[PROBLEM DETAILS] Every entry must be repeated exactly. Exclude all pictures.

[RECORD LIST]
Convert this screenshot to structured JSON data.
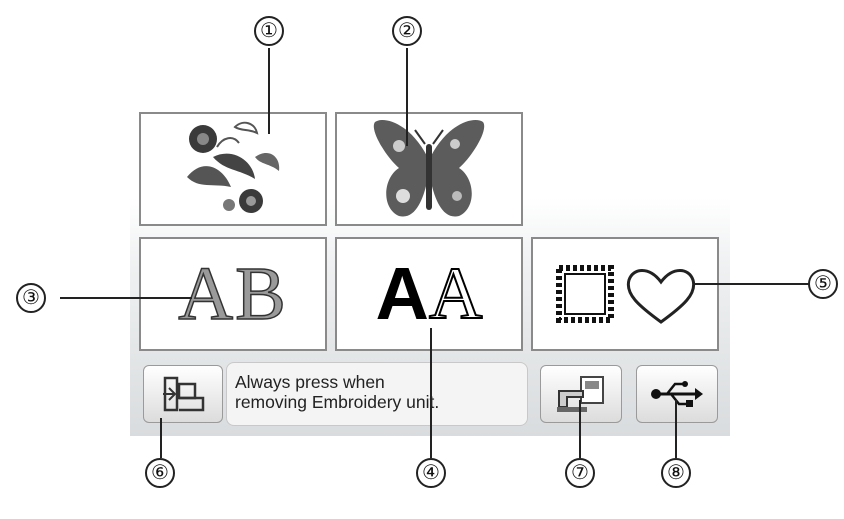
{
  "callouts": {
    "c1": "①",
    "c2": "②",
    "c3": "③",
    "c4": "④",
    "c5": "⑤",
    "c6": "⑥",
    "c7": "⑦",
    "c8": "⑧"
  },
  "tiles": {
    "ab_text": "AB",
    "aa_bold": "A",
    "aa_outline": "A"
  },
  "message": "Always press when\nremoving Embroidery unit.",
  "icons": {
    "floral": "floral-pattern-icon",
    "butterfly": "butterfly-pattern-icon",
    "frame": "frame-heart-icon",
    "release": "embroidery-unit-release-icon",
    "machine": "machine-connect-icon",
    "usb": "usb-icon"
  }
}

[CORRECT RESULT]
Convert this screenshot to structured JSON data.
{
  "callouts": {
    "c1": "①",
    "c2": "②",
    "c3": "③",
    "c4": "④",
    "c5": "⑤",
    "c6": "⑥",
    "c7": "⑦",
    "c8": "⑧"
  },
  "tiles": {
    "ab_text": "AB",
    "aa_bold": "A",
    "aa_outline": "A"
  },
  "message": "Always press when\nremoving Embroidery unit.",
  "icons": {
    "floral": "floral-pattern-icon",
    "butterfly": "butterfly-pattern-icon",
    "frame": "frame-heart-icon",
    "release": "embroidery-unit-release-icon",
    "machine": "machine-connect-icon",
    "usb": "usb-icon"
  }
}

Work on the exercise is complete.